» **WHAT IS ASKED**: Retype all the entries word for word, but omit the pictures.

* Start *

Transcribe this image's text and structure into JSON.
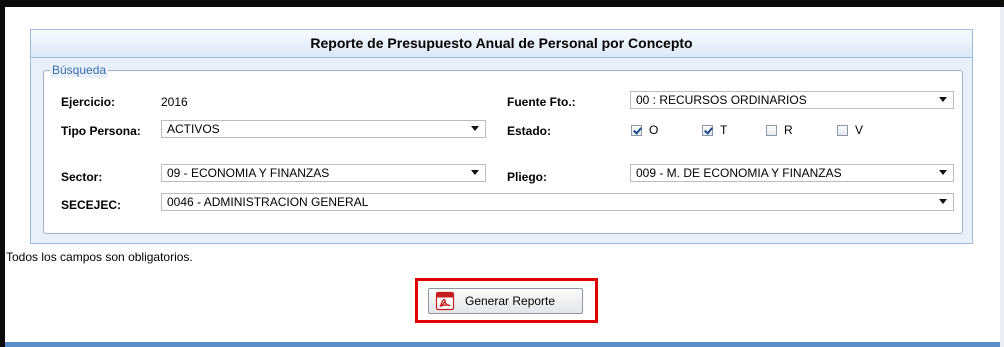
{
  "panel": {
    "title": "Reporte de Presupuesto Anual de Personal por Concepto",
    "legend": "Búsqueda"
  },
  "fields": {
    "ejercicio": {
      "label": "Ejercicio:",
      "value": "2016"
    },
    "fuente": {
      "label": "Fuente Fto.:",
      "value": "00 : RECURSOS ORDINARIOS"
    },
    "tipo_persona": {
      "label": "Tipo Persona:",
      "value": "ACTIVOS"
    },
    "estado": {
      "label": "Estado:",
      "options": [
        {
          "label": "O",
          "checked": true
        },
        {
          "label": "T",
          "checked": true
        },
        {
          "label": "R",
          "checked": false
        },
        {
          "label": "V",
          "checked": false
        }
      ]
    },
    "sector": {
      "label": "Sector:",
      "value": "09 - ECONOMIA Y FINANZAS"
    },
    "pliego": {
      "label": "Pliego:",
      "value": "009 - M. DE ECONOMIA Y FINANZAS"
    },
    "secejec": {
      "label": "SECEJEC:",
      "value": "0046 - ADMINISTRACION GENERAL"
    }
  },
  "note": "Todos los campos son obligatorios.",
  "button": {
    "label": "Generar Reporte",
    "icon": "pdf-icon"
  },
  "colors": {
    "accent": "#e00000",
    "panel_bg": "#e8f1fb",
    "legend_text": "#3b6cb0"
  }
}
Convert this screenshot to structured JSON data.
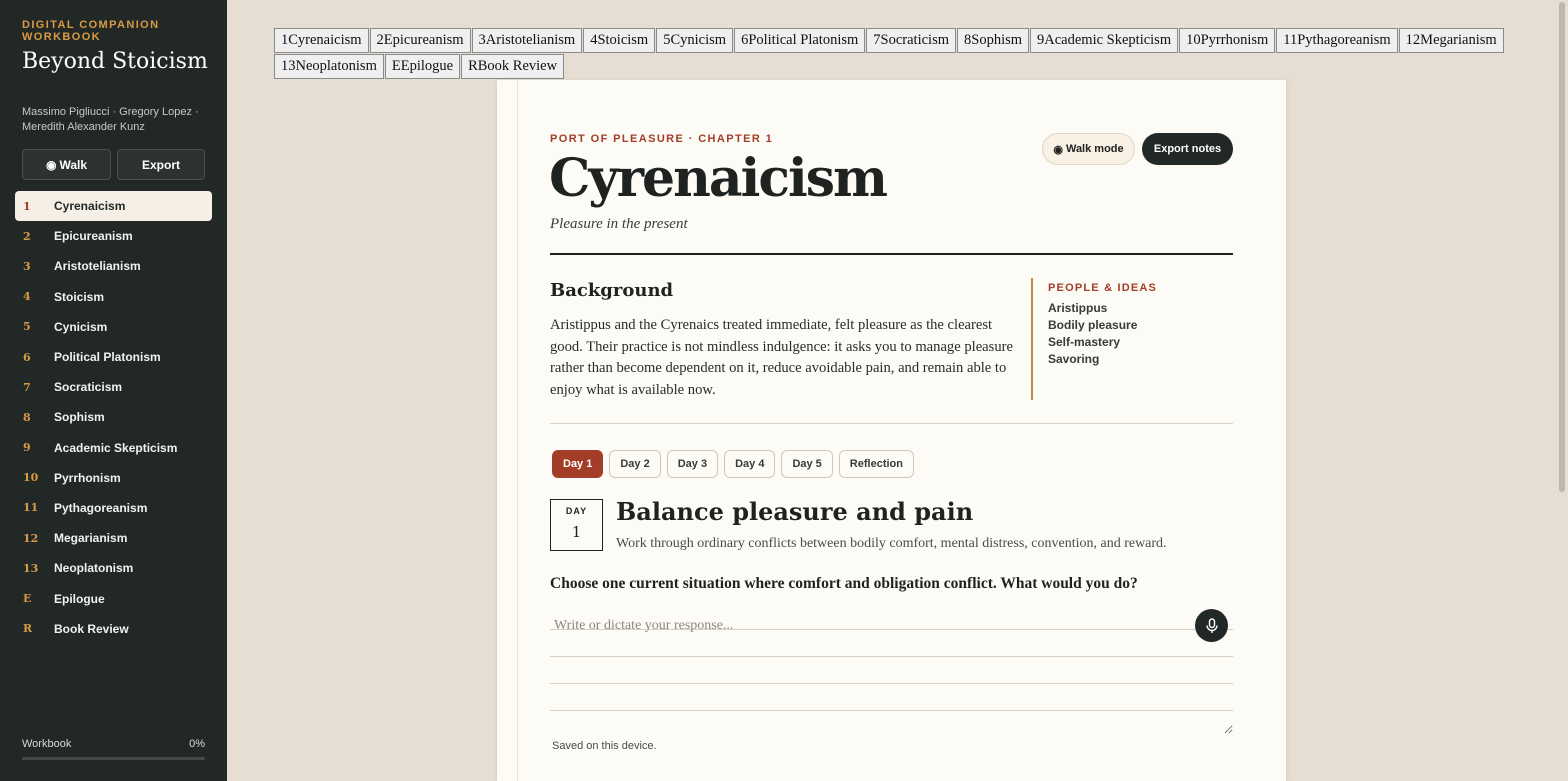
{
  "sidebar": {
    "eyebrow": "Digital Companion Workbook",
    "title": "Beyond Stoicism",
    "authors": "Massimo Pigliucci · Gregory Lopez · Meredith Alexander Kunz",
    "walk_icon": "◉",
    "walk_label": "Walk",
    "export_label": "Export",
    "items": [
      {
        "num": "1",
        "label": "Cyrenaicism"
      },
      {
        "num": "2",
        "label": "Epicureanism"
      },
      {
        "num": "3",
        "label": "Aristotelianism"
      },
      {
        "num": "4",
        "label": "Stoicism"
      },
      {
        "num": "5",
        "label": "Cynicism"
      },
      {
        "num": "6",
        "label": "Political Platonism"
      },
      {
        "num": "7",
        "label": "Socraticism"
      },
      {
        "num": "8",
        "label": "Sophism"
      },
      {
        "num": "9",
        "label": "Academic Skepticism"
      },
      {
        "num": "10",
        "label": "Pyrrhonism"
      },
      {
        "num": "11",
        "label": "Pythagoreanism"
      },
      {
        "num": "12",
        "label": "Megarianism"
      },
      {
        "num": "13",
        "label": "Neoplatonism"
      },
      {
        "num": "E",
        "label": "Epilogue"
      },
      {
        "num": "R",
        "label": "Book Review"
      }
    ],
    "progress_label": "Workbook",
    "progress_value": "0%",
    "progress_fraction": 0
  },
  "chapter_tabs": [
    "1Cyrenaicism",
    "2Epicureanism",
    "3Aristotelianism",
    "4Stoicism",
    "5Cynicism",
    "6Political Platonism",
    "7Socraticism",
    "8Sophism",
    "9Academic Skepticism",
    "10Pyrrhonism",
    "11Pythagoreanism",
    "12Megarianism",
    "13Neoplatonism",
    "EEpilogue",
    "RBook Review"
  ],
  "main": {
    "eyebrow": "PORT OF PLEASURE · CHAPTER 1",
    "title": "Cyrenaicism",
    "subtitle": "Pleasure in the present",
    "walk_icon": "◉",
    "walk_label": "Walk mode",
    "export_label": "Export notes",
    "background_heading": "Background",
    "background_text": "Aristippus and the Cyrenaics treated immediate, felt pleasure as the clearest good. Their practice is not mindless indulgence: it asks you to manage pleasure rather than become dependent on it, reduce avoidable pain, and remain able to enjoy what is available now.",
    "ideas_heading": "PEOPLE & IDEAS",
    "ideas": [
      "Aristippus",
      "Bodily pleasure",
      "Self-mastery",
      "Savoring"
    ],
    "day_tabs": [
      "Day 1",
      "Day 2",
      "Day 3",
      "Day 4",
      "Day 5",
      "Reflection"
    ],
    "day_box_label": "DAY",
    "day_box_num": "1",
    "day_title": "Balance pleasure and pain",
    "day_desc": "Work through ordinary conflicts between bodily comfort, mental distress, convention, and reward.",
    "prompt": "Choose one current situation where comfort and obligation conflict. What would you do?",
    "response_placeholder": "Write or dictate your response...",
    "saved_text": "Saved on this device."
  },
  "colors": {
    "accent": "#a33d28",
    "gold": "#d99a45",
    "sidebar_bg": "#222826",
    "page_bg": "#e6ded2"
  }
}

* End *

» **RESULT FOR THIS EXERCISE**:
Transcribe this image's text and structure into JSON.
{
  "panel": {
    "title": "Reporte de Presupuesto Anual de Personal por Concepto",
    "legend": "Búsqueda"
  },
  "fields": {
    "ejercicio": {
      "label": "Ejercicio:",
      "value": "2016"
    },
    "fuente": {
      "label": "Fuente Fto.:",
      "value": "00 : RECURSOS ORDINARIOS"
    },
    "tipo_persona": {
      "label": "Tipo Persona:",
      "value": "ACTIVOS"
    },
    "estado": {
      "label": "Estado:",
      "options": [
        {
          "label": "O",
          "checked": true
        },
        {
          "label": "T",
          "checked": true
        },
        {
          "label": "R",
          "checked": false
        },
        {
          "label": "V",
          "checked": false
        }
      ]
    },
    "sector": {
      "label": "Sector:",
      "value": "09 - ECONOMIA Y FINANZAS"
    },
    "pliego": {
      "label": "Pliego:",
      "value": "009 - M. DE ECONOMIA Y FINANZAS"
    },
    "secejec": {
      "label": "SECEJEC:",
      "value": "0046 - ADMINISTRACION GENERAL"
    }
  },
  "note": "Todos los campos son obligatorios.",
  "button": {
    "label": "Generar Reporte",
    "icon": "pdf-icon"
  },
  "colors": {
    "accent": "#e00000",
    "panel_bg": "#e8f1fb",
    "legend_text": "#3b6cb0"
  }
}
Convert this screenshot to structured JSON data.
{
  "sidebar": {
    "eyebrow": "Digital Companion Workbook",
    "title": "Beyond Stoicism",
    "authors": "Massimo Pigliucci · Gregory Lopez · Meredith Alexander Kunz",
    "walk_icon": "◉",
    "walk_label": "Walk",
    "export_label": "Export",
    "items": [
      {
        "num": "1",
        "label": "Cyrenaicism"
      },
      {
        "num": "2",
        "label": "Epicureanism"
      },
      {
        "num": "3",
        "label": "Aristotelianism"
      },
      {
        "num": "4",
        "label": "Stoicism"
      },
      {
        "num": "5",
        "label": "Cynicism"
      },
      {
        "num": "6",
        "label": "Political Platonism"
      },
      {
        "num": "7",
        "label": "Socraticism"
      },
      {
        "num": "8",
        "label": "Sophism"
      },
      {
        "num": "9",
        "label": "Academic Skepticism"
      },
      {
        "num": "10",
        "label": "Pyrrhonism"
      },
      {
        "num": "11",
        "label": "Pythagoreanism"
      },
      {
        "num": "12",
        "label": "Megarianism"
      },
      {
        "num": "13",
        "label": "Neoplatonism"
      },
      {
        "num": "E",
        "label": "Epilogue"
      },
      {
        "num": "R",
        "label": "Book Review"
      }
    ],
    "progress_label": "Workbook",
    "progress_value": "0%",
    "progress_fraction": 0
  },
  "chapter_tabs": [
    "1Cyrenaicism",
    "2Epicureanism",
    "3Aristotelianism",
    "4Stoicism",
    "5Cynicism",
    "6Political Platonism",
    "7Socraticism",
    "8Sophism",
    "9Academic Skepticism",
    "10Pyrrhonism",
    "11Pythagoreanism",
    "12Megarianism",
    "13Neoplatonism",
    "EEpilogue",
    "RBook Review"
  ],
  "main": {
    "eyebrow": "PORT OF PLEASURE · CHAPTER 1",
    "title": "Cyrenaicism",
    "subtitle": "Pleasure in the present",
    "walk_icon": "◉",
    "walk_label": "Walk mode",
    "export_label": "Export notes",
    "background_heading": "Background",
    "background_text": "Aristippus and the Cyrenaics treated immediate, felt pleasure as the clearest good. Their practice is not mindless indulgence: it asks you to manage pleasure rather than become dependent on it, reduce avoidable pain, and remain able to enjoy what is available now.",
    "ideas_heading": "PEOPLE & IDEAS",
    "ideas": [
      "Aristippus",
      "Bodily pleasure",
      "Self-mastery",
      "Savoring"
    ],
    "day_tabs": [
      "Day 1",
      "Day 2",
      "Day 3",
      "Day 4",
      "Day 5",
      "Reflection"
    ],
    "day_box_label": "DAY",
    "day_box_num": "1",
    "day_title": "Balance pleasure and pain",
    "day_desc": "Work through ordinary conflicts between bodily comfort, mental distress, convention, and reward.",
    "prompt": "Choose one current situation where comfort and obligation conflict. What would you do?",
    "response_placeholder": "Write or dictate your response...",
    "saved_text": "Saved on this device."
  },
  "colors": {
    "accent": "#a33d28",
    "gold": "#d99a45",
    "sidebar_bg": "#222826",
    "page_bg": "#e6ded2"
  }
}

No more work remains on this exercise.